What you are asked to do ::
Search the listing below for "necesidad". Copy each matching line.

(Rows from a dataset)
------------------------------------------------------------
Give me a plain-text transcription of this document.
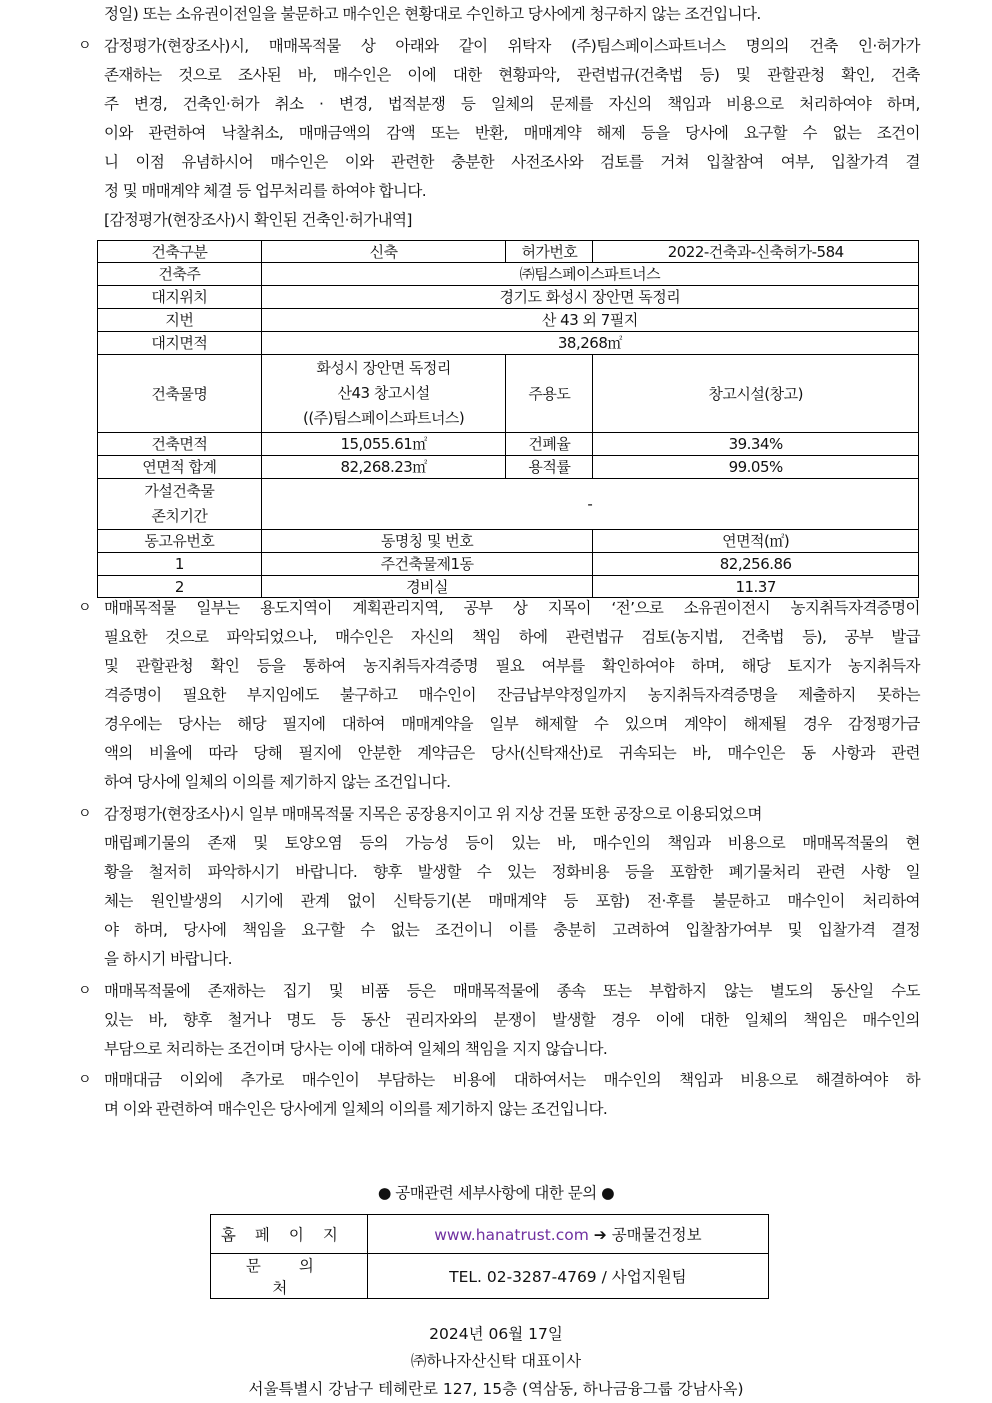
정일) 또는 소유권이전일을 불문하고 매수인은 현황대로 수인하고 당사에게 청구하지 않는 조건입니다.
ㅇ 감정평가(현장조사)시, 매매목적물 상 아래와 같이 위탁자 (주)팀스페이스파트너스 명의의 건축 인·허가가
존재하는 것으로 조사된 바, 매수인은 이에 대한 현황파악, 관련법규(건축법 등) 및 관할관청 확인, 건축
주 변경, 건축인·허가 취소 · 변경, 법적분쟁 등 일체의 문제를 자신의 책임과 비용으로 처리하여야 하며,
이와 관련하여 낙찰취소, 매매금액의 감액 또는 반환, 매매계약 해제 등을 당사에 요구할 수 없는 조건이
니 이점 유념하시어 매수인은 이와 관련한 충분한 사전조사와 검토를 거쳐 입찰참여 여부, 입찰가격 결
정 및 매매계약 체결 등 업무처리를 하여야 합니다.
[감정평가(현장조사)시 확인된 건축인·허가내역]
건축구분	신축	허가번호	2022-건축과-신축허가-584
건축주	㈜팀스페이스파트너스		
대지위치	경기도 화성시 장안면 독정리		
지번	산 43 외 7필지		
대지면적	38,268㎡		
건축물명	화성시 장안면 독정리
산43 창고시설
((주)팀스페이스파트너스)	주용도	창고시설(창고)
건축면적	15,055.61㎡	건폐율	39.34%
연면적 합계	82,268.23㎡	용적률	99.05%

가설건축물
존치기간	-		
동고유번호	동명칭 및 번호		연면적(㎡)
1	주건축물제1동		82,256.86
2	경비실		11.37
ㅇ 매매목적물 일부는 용도지역이 계획관리지역, 공부 상 지목이 ‘전’으로 소유권이전시 농지취득자격증명이
필요한 것으로 파악되었으나, 매수인은 자신의 책임 하에 관련법규 검토(농지법, 건축법 등), 공부 발급
및 관할관청 확인 등을 통하여 농지취득자격증명 필요 여부를 확인하여야 하며, 해당 토지가 농지취득자
격증명이 필요한 부지임에도 불구하고 매수인이 잔금납부약정일까지 농지취득자격증명을 제출하지 못하는
경우에는 당사는 해당 필지에 대하여 매매계약을 일부 해제할 수 있으며 계약이 해제될 경우 감정평가금
액의 비율에 따라 당해 필지에 안분한 계약금은 당사(신탁재산)로 귀속되는 바, 매수인은 동 사항과 관련
하여 당사에 일체의 이의를 제기하지 않는 조건입니다.
ㅇ 감정평가(현장조사)시 일부 매매목적물 지목은 공장용지이고 위 지상 건물 또한 공장으로 이용되었으며
매립폐기물의 존재 및 토양오염 등의 가능성 등이 있는 바, 매수인의 책임과 비용으로 매매목적물의 현
황을 철저히 파악하시기 바랍니다. 향후 발생할 수 있는 정화비용 등을 포함한 폐기물처리 관련 사항 일
체는 원인발생의 시기에 관계 없이 신탁등기(본 매매계약 등 포함) 전·후를 불문하고 매수인이 처리하여
야 하며, 당사에 책임을 요구할 수 없는 조건이니 이를 충분히 고려하여 입찰참가여부 및 입찰가격 결정
을 하시기 바랍니다.
ㅇ 매매목적물에 존재하는 집기 및 비품 등은 매매목적물에 종속 또는 부합하지 않는 별도의 동산일 수도
있는 바, 향후 철거나 명도 등 동산 권리자와의 분쟁이 발생할 경우 이에 대한 일체의 책임은 매수인의
부담으로 처리하는 조건이며 당사는 이에 대하여 일체의 책임을 지지 않습니다.
ㅇ 매매대금 이외에 추가로 매수인이 부담하는 비용에 대하여서는 매수인의 책임과 비용으로 해결하여야 하
며 이와 관련하여 매수인은 당사에게 일체의 이의를 제기하지 않는 조건입니다.
● 공매관련 세부사항에 대한 문의 ●
홈페이지	www.hanatrust.com ➔ 공매물건정보
문의처	TEL. 02-3287-4769 / 사업지원팀
2024년 06월 17일
㈜하나자산신탁 대표이사
서울특별시 강남구 테헤란로 127, 15층 (역삼동, 하나금융그룹 강남사옥)
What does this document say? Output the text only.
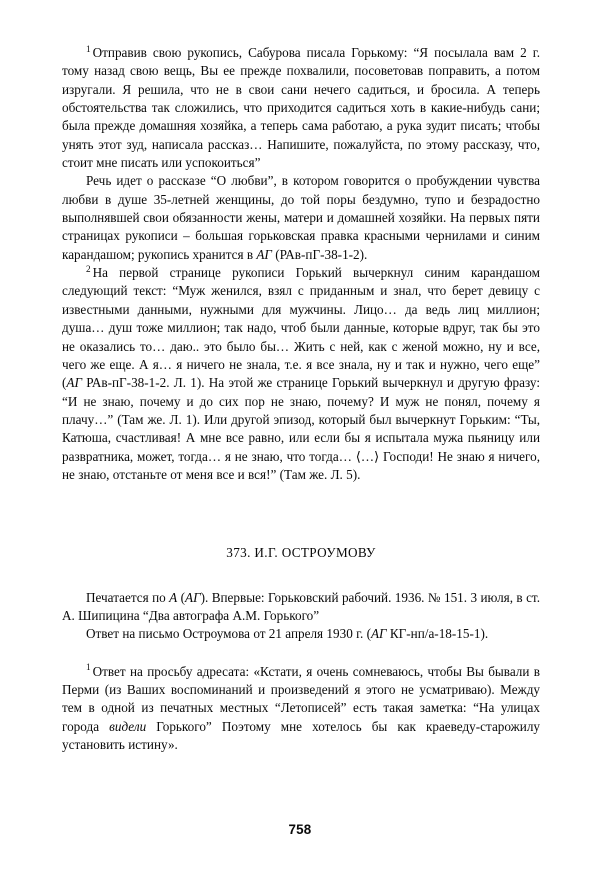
$^1$ Отправив свою рукопись, Сабурова писала Горькому: “Я посылала вам 2 г. тому назад свою вещь, Вы ее прежде похвалили, посоветовав поправить, а потом изругали. Я решила, что не в свои сани нечего садиться, и бросила. А теперь обстоятельства так сложились, что приходится садиться хоть в какие-нибудь сани; была прежде домашняя хозяйка, а теперь сама работаю, а рука зудит писать; чтобы унять этот зуд, написала рассказ… Напишите, пожалуйста, по этому рассказу, что, стоит мне писать или успокоиться”

Речь идет о рассказе “О любви”, в котором говорится о пробуждении чувства любви в душе 35-летней женщины, до той поры бездумно, тупо и безрадостно выполнявшей свои обязанности жены, матери и домашней хозяйки. На первых пяти страницах рукописи – большая горьковская правка красными чернилами и синим карандашом; рукопись хранится в АГ (РАв-пГ-38-1-2).

$^2$ На первой странице рукописи Горький вычеркнул синим карандашом следующий текст: “Муж женился, взял с приданным и знал, что берет девицу с известными данными, нужными для мужчины. Лицо… да ведь лиц миллион; душа… душ тоже миллион; так надо, чтоб были данные, которые вдруг, так бы это не оказались то… даю.. это было бы… Жить с ней, как с женой можно, ну и все, чего же еще. А я… я ничего не знала, т.е. я все знала, ну и так и нужно, чего еще” (АГ РАв-пГ-38-1-2. Л. 1). На этой же странице Горький вычеркнул и другую фразу: “И не знаю, почему и до сих пор не знаю, почему? И муж не понял, почему я плачу…” (Там же. Л. 1). Или другой эпизод, который был вычеркнут Горьким: “Ты, Катюша, счастливая! А мне все равно, или если бы я испытала мужа пьяницу или развратника, может, тогда… я не знаю, что тогда… ⟨…⟩ Господи! Не знаю я ничего, не знаю, отстаньте от меня все и вся!” (Там же. Л. 5).

373. И.Г. ОСТРОУМОВУ

Печатается по А (АГ). Впервые: Горьковский рабочий. 1936. № 151. 3 июля, в ст. А. Шипицина “Два автографа А.М. Горького”

Ответ на письмо Остроумова от 21 апреля 1930 г. (АГ КГ-нп/а-18-15-1).

$^1$ Ответ на просьбу адресата: «Кстати, я очень сомневаюсь, чтобы Вы бывали в Перми (из Ваших воспоминаний и произведений я этого не усматриваю). Между тем в одной из печатных местных “Летописей” есть такая заметка: “На улицах города видели Горького” Поэтому мне хотелось бы как краеведу-старожилу установить истину».

758
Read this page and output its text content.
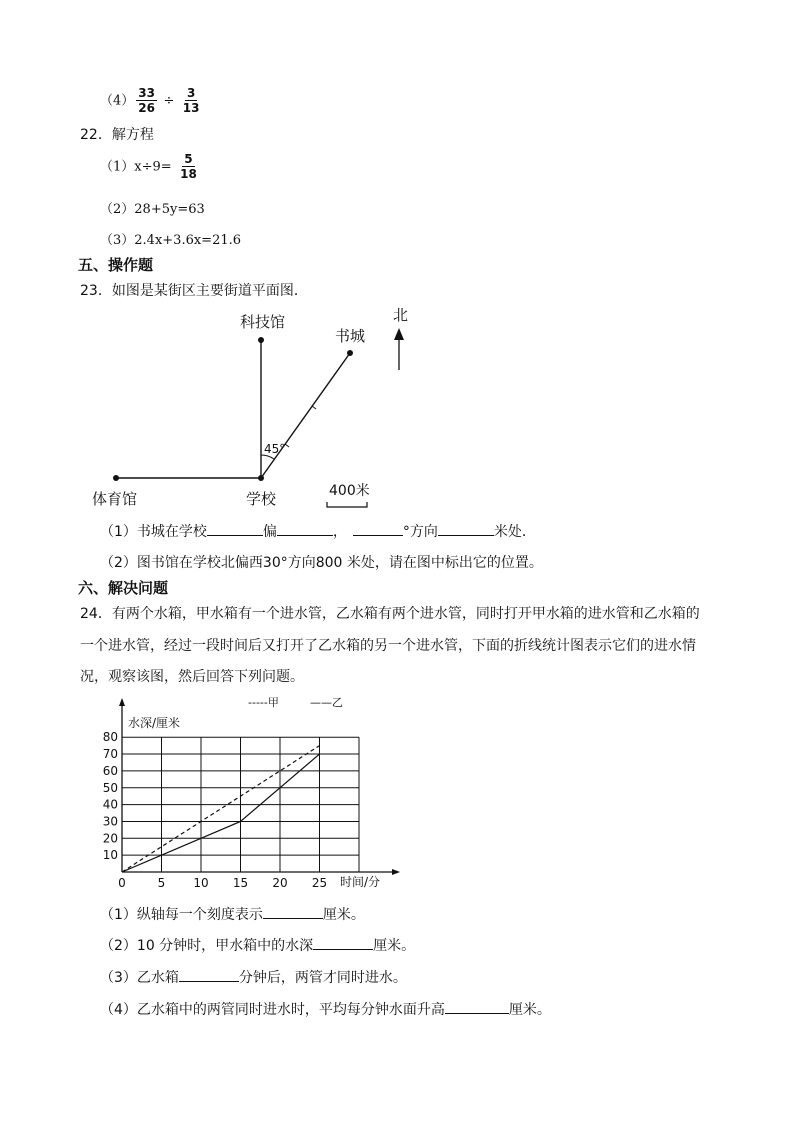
$(4) \frac{33}{26} \div \frac{3}{13}$
22．解方程
$(1)x\div 9= \frac{5}{18}$
（2）28+5y=63
（3）2.4x+3.6x=21.6
五、操作题
23．如图是某街区主要街道平面图．
45°
科技馆
书城
体育馆	学校
北
400米
（1）书城在学校	偏	，	°方向	米处．
（2）图书馆在学校北偏西30°方向800 米处，请在图中标出它的位置。
六、解决问题
24．有两个水箱，甲水箱有一个进水管，乙水箱有两个进水管，同时打开甲水箱的进水管和乙水箱的
一个进水管，经过一段时间后又打开了乙水箱的另一个进水管，下面的折线统计图表示它们的进水情
况，观察该图，然后回答下列问题。
10
20
30
40
50
60
70
80
0	5 10 15 20 25
-----甲	——乙
水深/厘米
时间/分
（1）纵轴每一个刻度表示	厘米。
（2）10 分钟时，甲水箱中的水深	厘米。
（3）乙水箱	分钟后，两管才同时进水。
（4）乙水箱中的两管同时进水时，平均每分钟水面升高	厘米。
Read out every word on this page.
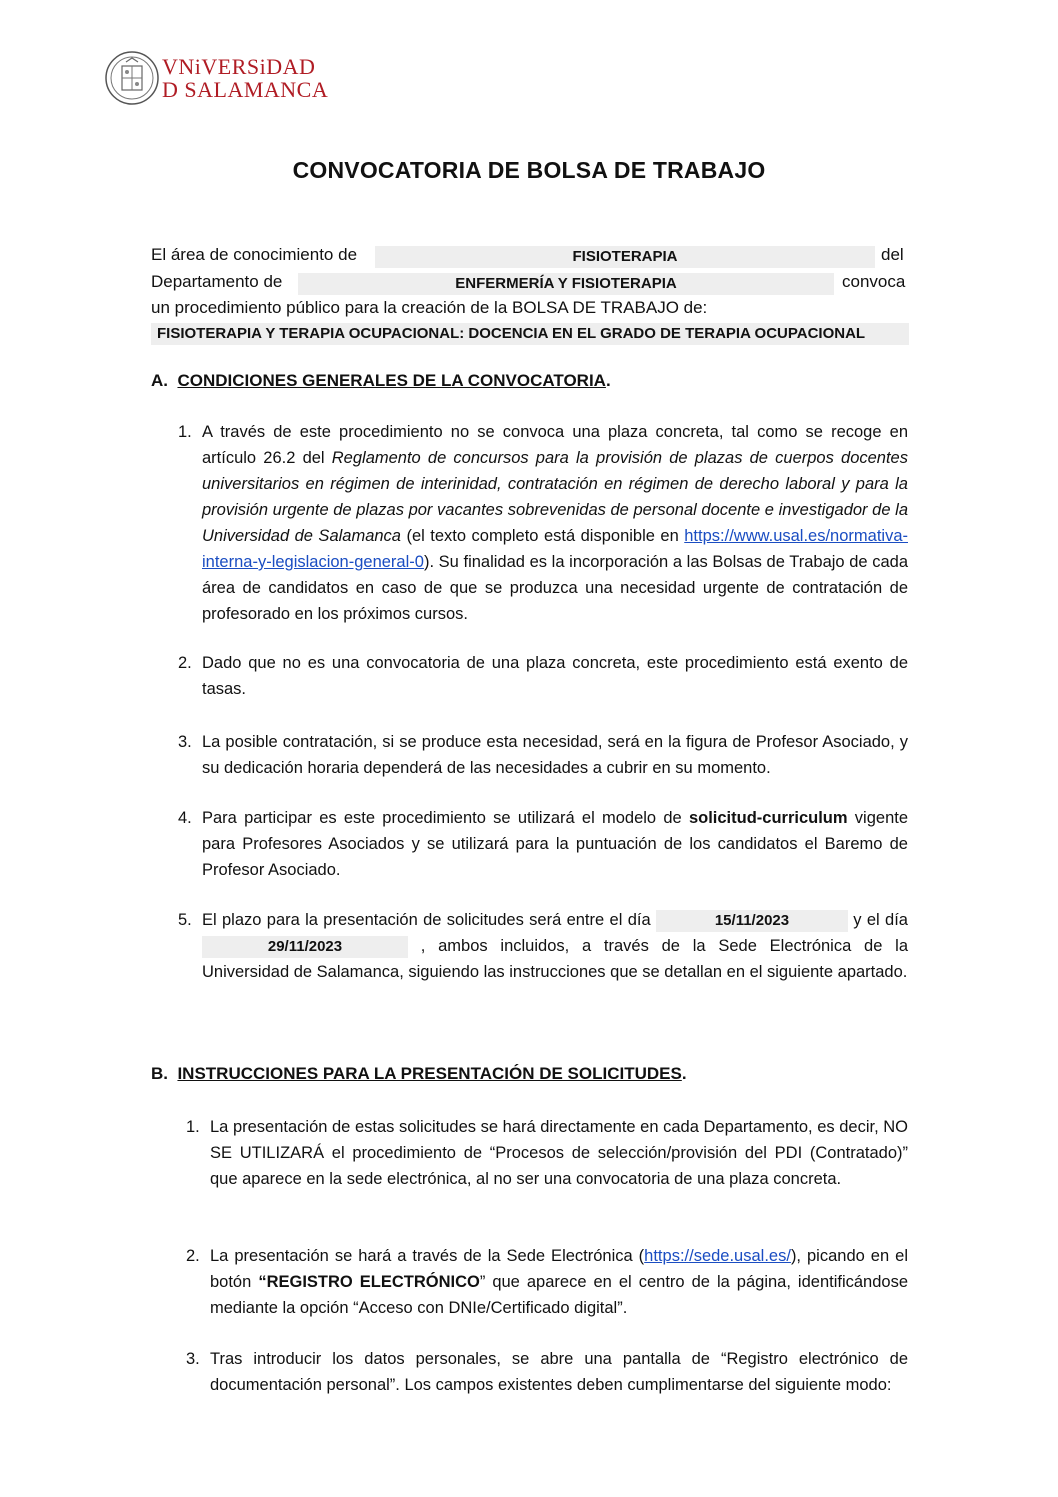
VNiVERSiDAD
D SALAMANCA
CONVOCATORIA DE BOLSA DE TRABAJO
El área de conocimiento de	FISIOTERAPIA	del
Departamento de	ENFERMERÍA Y FISIOTERAPIA	convoca
un procedimiento público para la creación de la BOLSA DE TRABAJO de:
FISIOTERAPIA Y TERAPIA OCUPACIONAL: DOCENCIA EN EL GRADO DE TERAPIA OCUPACIONAL
A. CONDICIONES GENERALES DE LA CONVOCATORIA.
1. A través de este procedimiento no se convoca una plaza concreta, tal como se recoge en artículo 26.2 del Reglamento de concursos para la provisión de plazas de cuerpos docentes universitarios en régimen de interinidad, contratación en régimen de derecho laboral y para la provisión urgente de plazas por vacantes sobrevenidas de personal docente e investigador de la Universidad de Salamanca (el texto completo está disponible en https://www.usal.es/normativa-interna-y-legislacion-general-0). Su finalidad es la incorporación a las Bolsas de Trabajo de cada área de candidatos en caso de que se produzca una necesidad urgente de contratación de profesorado en los próximos cursos.
2. Dado que no es una convocatoria de una plaza concreta, este procedimiento está exento de tasas.
3. La posible contratación, si se produce esta necesidad, será en la figura de Profesor Asociado, y su dedicación horaria dependerá de las necesidades a cubrir en su momento.
4. Para participar es este procedimiento se utilizará el modelo de solicitud-curriculum vigente para Profesores Asociados y se utilizará para la puntuación de los candidatos el Baremo de Profesor Asociado.
5. El plazo para la presentación de solicitudes será entre el día	15/11/2023	y el día 29/11/2023	, ambos incluidos, a través de la Sede Electrónica de la Universidad de Salamanca, siguiendo las instrucciones que se detallan en el siguiente apartado.
B. INSTRUCCIONES PARA LA PRESENTACIÓN DE SOLICITUDES.
1. La presentación de estas solicitudes se hará directamente en cada Departamento, es decir, NO SE UTILIZARÁ el procedimiento de “Procesos de selección/provisión del PDI (Contratado)” que aparece en la sede electrónica, al no ser una convocatoria de una plaza concreta.
2. La presentación se hará a través de la Sede Electrónica (https://sede.usal.es/), picando en el botón “REGISTRO ELECTRÓNICO” que aparece en el centro de la página, identificándose mediante la opción “Acceso con DNIe/Certificado digital”.
3. Tras introducir los datos personales, se abre una pantalla de “Registro electrónico de documentación personal”. Los campos existentes deben cumplimentarse del siguiente modo:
------------------------------------------------------------
Output below ::
1. A través de este procedimiento no se convoca una plaza concreta, tal como se recoge en artículo 26.2 del Reglamento de concursos para la provisión de plazas de cuerpos docentes universitarios en régimen de interinidad, contratación en régimen de derecho laboral y para la provisión urgente de plazas por vacantes sobrevenidas de personal docente e investigador de la Universidad de Salamanca (el texto completo está disponible en https://www.usal.es/normativa-interna-y-legislacion-general-0). Su finalidad es la incorporación a las Bolsas de Trabajo de cada área de candidatos en caso de que se produzca una necesidad urgente de contratación de profesorado en los próximos cursos.
3. La posible contratación, si se produce esta necesidad, será en la figura de Profesor Asociado, y su dedicación horaria dependerá de las necesidades a cubrir en su momento.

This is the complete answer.